_Exercise brief_
Show, in full, each line of the data that contains "magnifier".

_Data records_
--

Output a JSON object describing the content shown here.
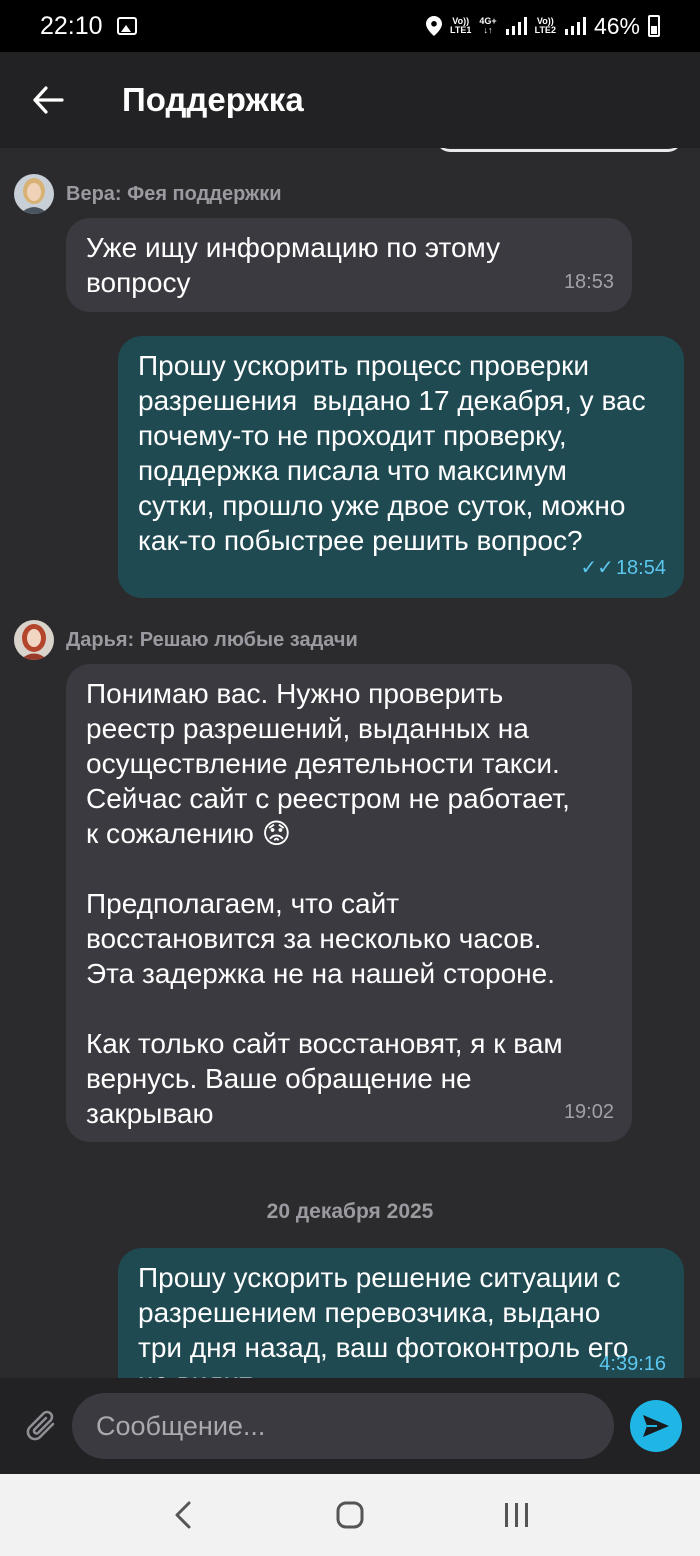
{
  "status_bar": {
    "time": "22:10",
    "net1_top": "Vo))",
    "net1_bottom": "LTE1",
    "net_4g_top": "4G+",
    "net_4g_bottom": "↓↑",
    "net2_top": "Vo))",
    "net2_bottom": "LTE2",
    "battery": "46%"
  },
  "header": {
    "title": "Поддержка"
  },
  "messages": [
    {
      "sender": "Вера: Фея поддержки",
      "text": "Уже ищу информацию по этому\nвопросу",
      "time": "18:53"
    },
    {
      "text": "Прошу ускорить процесс проверки\nразрешения  выдано 17 декабря, у вас\nпочему-то не проходит проверку,\nподдержка писала что максимум\nсутки, прошло уже двое суток, можно\nкак-то побыстрее решить вопрос?",
      "time": "18:54",
      "ticks": "✓✓"
    },
    {
      "sender": "Дарья: Решаю любые задачи",
      "text": "Понимаю вас. Нужно проверить\nреестр разрешений, выданных на\nосуществление деятельности такси.\nСейчас сайт с реестром не работает,\nк сожалению 😟\n\nПредполагаем, что сайт\nвосстановится за несколько часов.\nЭта задержка не на нашей стороне.\n\nКак только сайт восстановят, я к вам\nвернусь. Ваше обращение не\nзакрываю",
      "time": "19:02"
    },
    {
      "text": "Прошу ускорить решение ситуации с\nразрешением перевозчика, выдано\nтри дня назад, ваш фотоконтроль его\nне видит",
      "time": "4:39:16"
    }
  ],
  "date_separator": "20 декабря 2025",
  "composer": {
    "placeholder": "Сообщение..."
  },
  "colors": {
    "accent": "#1fb6e6",
    "incoming_bubble": "#3a3a40",
    "outgoing_bubble": "#1f4a52",
    "time_outgoing": "#5cc7ee"
  }
}
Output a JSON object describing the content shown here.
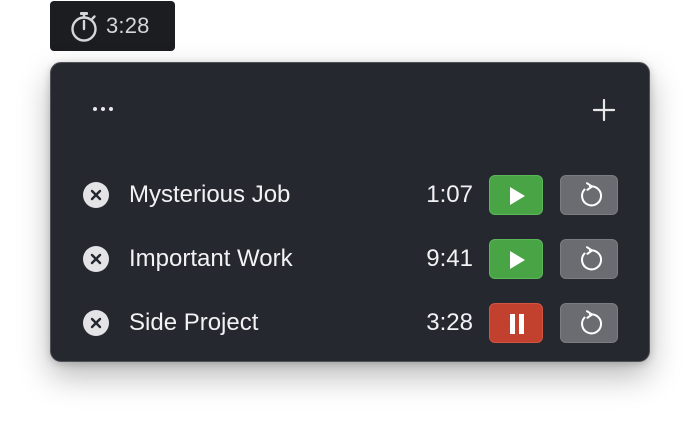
{
  "menubar": {
    "icon": "stopwatch-icon",
    "time": "3:28"
  },
  "popover": {
    "toolbar": {
      "more_icon": "ellipsis-icon",
      "add_icon": "plus-icon"
    },
    "timers": [
      {
        "name": "Mysterious Job",
        "time": "1:07",
        "state": "stopped",
        "action_icon": "play-icon"
      },
      {
        "name": "Important Work",
        "time": "9:41",
        "state": "stopped",
        "action_icon": "play-icon"
      },
      {
        "name": "Side Project",
        "time": "3:28",
        "state": "running",
        "action_icon": "pause-icon"
      }
    ],
    "icons": {
      "remove": "close-circle-icon",
      "reset": "reset-icon"
    }
  },
  "colors": {
    "panel_bg": "#26282f",
    "play_green": "#49a446",
    "pause_red": "#c2402e",
    "reset_gray": "#6b6c71"
  }
}
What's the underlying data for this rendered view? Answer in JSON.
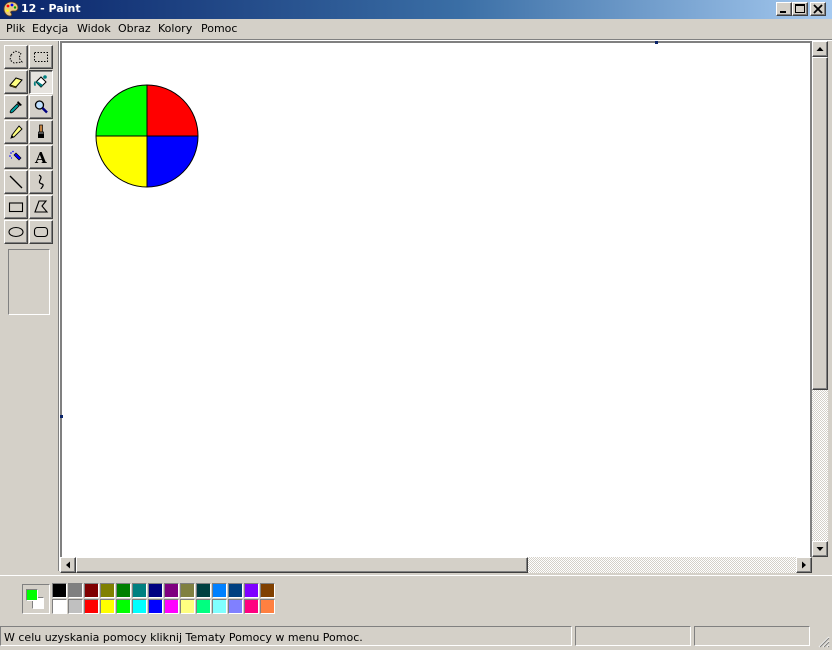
{
  "window": {
    "title": "12 - Paint",
    "app_icon": "paint-palette-icon",
    "caption_buttons": [
      "minimize-icon",
      "maximize-icon",
      "close-icon"
    ]
  },
  "menu": {
    "items": [
      "Plik",
      "Edycja",
      "Widok",
      "Obraz",
      "Kolory",
      "Pomoc"
    ]
  },
  "toolbox": {
    "tools": [
      {
        "name": "free-form-select",
        "icon": "free-select-icon",
        "pressed": false
      },
      {
        "name": "select",
        "icon": "rect-select-icon",
        "pressed": false
      },
      {
        "name": "eraser",
        "icon": "eraser-icon",
        "pressed": false
      },
      {
        "name": "fill-with-color",
        "icon": "paint-bucket-icon",
        "pressed": true
      },
      {
        "name": "pick-color",
        "icon": "eyedropper-icon",
        "pressed": false
      },
      {
        "name": "magnifier",
        "icon": "magnifier-icon",
        "pressed": false
      },
      {
        "name": "pencil",
        "icon": "pencil-icon",
        "pressed": false
      },
      {
        "name": "brush",
        "icon": "brush-icon",
        "pressed": false
      },
      {
        "name": "airbrush",
        "icon": "airbrush-icon",
        "pressed": false
      },
      {
        "name": "text",
        "icon": "text-icon",
        "label": "A",
        "pressed": false
      },
      {
        "name": "line",
        "icon": "line-icon",
        "pressed": false
      },
      {
        "name": "curve",
        "icon": "curve-icon",
        "pressed": false
      },
      {
        "name": "rectangle",
        "icon": "rectangle-icon",
        "pressed": false
      },
      {
        "name": "polygon",
        "icon": "polygon-icon",
        "pressed": false
      },
      {
        "name": "ellipse",
        "icon": "ellipse-icon",
        "pressed": false
      },
      {
        "name": "rounded-rectangle",
        "icon": "rounded-rectangle-icon",
        "pressed": false
      }
    ]
  },
  "canvas": {
    "background": "#ffffff",
    "drawing": {
      "shape": "circle divided into four quadrants",
      "quadrant_colors": {
        "top_left": "#00ff00",
        "top_right": "#ff0000",
        "bottom_left": "#ffff00",
        "bottom_right": "#0000ff"
      },
      "outline": "#000000"
    }
  },
  "colors": {
    "foreground": "#00ff00",
    "background": "#ffffff",
    "palette_top": [
      "#000000",
      "#808080",
      "#800000",
      "#808000",
      "#008000",
      "#008080",
      "#000080",
      "#800080",
      "#808040",
      "#004040",
      "#0080ff",
      "#004080",
      "#8000ff",
      "#804000"
    ],
    "palette_bottom": [
      "#ffffff",
      "#c0c0c0",
      "#ff0000",
      "#ffff00",
      "#00ff00",
      "#00ffff",
      "#0000ff",
      "#ff00ff",
      "#ffff80",
      "#00ff80",
      "#80ffff",
      "#8080ff",
      "#ff0080",
      "#ff8040"
    ]
  },
  "status": {
    "help_text": "W celu uzyskania pomocy kliknij Tematy Pomocy w menu Pomoc.",
    "coordinates": "",
    "size": ""
  }
}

--

_Final result_
        "name": "magnifier",
        "icon": "magnifier-icon",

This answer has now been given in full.